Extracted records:
★ ★ ★
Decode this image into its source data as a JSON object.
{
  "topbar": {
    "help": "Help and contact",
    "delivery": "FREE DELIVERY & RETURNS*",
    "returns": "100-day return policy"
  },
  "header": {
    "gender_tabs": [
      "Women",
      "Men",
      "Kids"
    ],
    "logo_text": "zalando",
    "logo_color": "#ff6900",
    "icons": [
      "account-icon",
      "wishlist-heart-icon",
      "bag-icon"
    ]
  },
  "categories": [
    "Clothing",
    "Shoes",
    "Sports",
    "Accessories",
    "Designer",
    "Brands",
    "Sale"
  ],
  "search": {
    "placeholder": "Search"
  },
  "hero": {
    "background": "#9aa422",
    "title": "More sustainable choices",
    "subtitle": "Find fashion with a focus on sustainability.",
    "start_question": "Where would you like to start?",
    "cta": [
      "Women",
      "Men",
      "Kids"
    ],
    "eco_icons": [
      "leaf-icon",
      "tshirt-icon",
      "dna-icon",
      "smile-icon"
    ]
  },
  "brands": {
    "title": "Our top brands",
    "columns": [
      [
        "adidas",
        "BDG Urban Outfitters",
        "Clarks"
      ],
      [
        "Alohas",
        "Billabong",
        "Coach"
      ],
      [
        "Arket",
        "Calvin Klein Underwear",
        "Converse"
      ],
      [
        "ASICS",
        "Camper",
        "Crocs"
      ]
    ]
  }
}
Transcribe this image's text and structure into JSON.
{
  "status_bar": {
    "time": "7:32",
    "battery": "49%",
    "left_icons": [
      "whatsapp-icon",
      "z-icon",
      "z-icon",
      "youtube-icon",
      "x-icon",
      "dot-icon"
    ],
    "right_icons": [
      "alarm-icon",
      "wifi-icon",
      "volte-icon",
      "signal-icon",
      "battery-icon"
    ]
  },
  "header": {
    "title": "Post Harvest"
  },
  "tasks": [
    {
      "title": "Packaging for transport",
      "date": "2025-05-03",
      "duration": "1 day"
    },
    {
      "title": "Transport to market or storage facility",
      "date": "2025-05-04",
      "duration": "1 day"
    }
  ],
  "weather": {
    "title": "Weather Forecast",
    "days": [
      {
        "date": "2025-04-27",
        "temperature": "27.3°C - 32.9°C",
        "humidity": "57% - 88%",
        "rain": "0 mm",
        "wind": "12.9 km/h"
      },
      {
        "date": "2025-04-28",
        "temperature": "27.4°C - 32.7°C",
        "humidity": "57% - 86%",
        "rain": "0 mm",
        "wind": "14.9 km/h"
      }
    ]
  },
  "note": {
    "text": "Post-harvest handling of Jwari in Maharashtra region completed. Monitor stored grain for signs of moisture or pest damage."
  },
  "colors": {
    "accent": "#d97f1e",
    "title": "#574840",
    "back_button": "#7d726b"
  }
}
★ ★ ★
## Given request
Answer only with how many lines in the records include "JSON".

## Correct output
2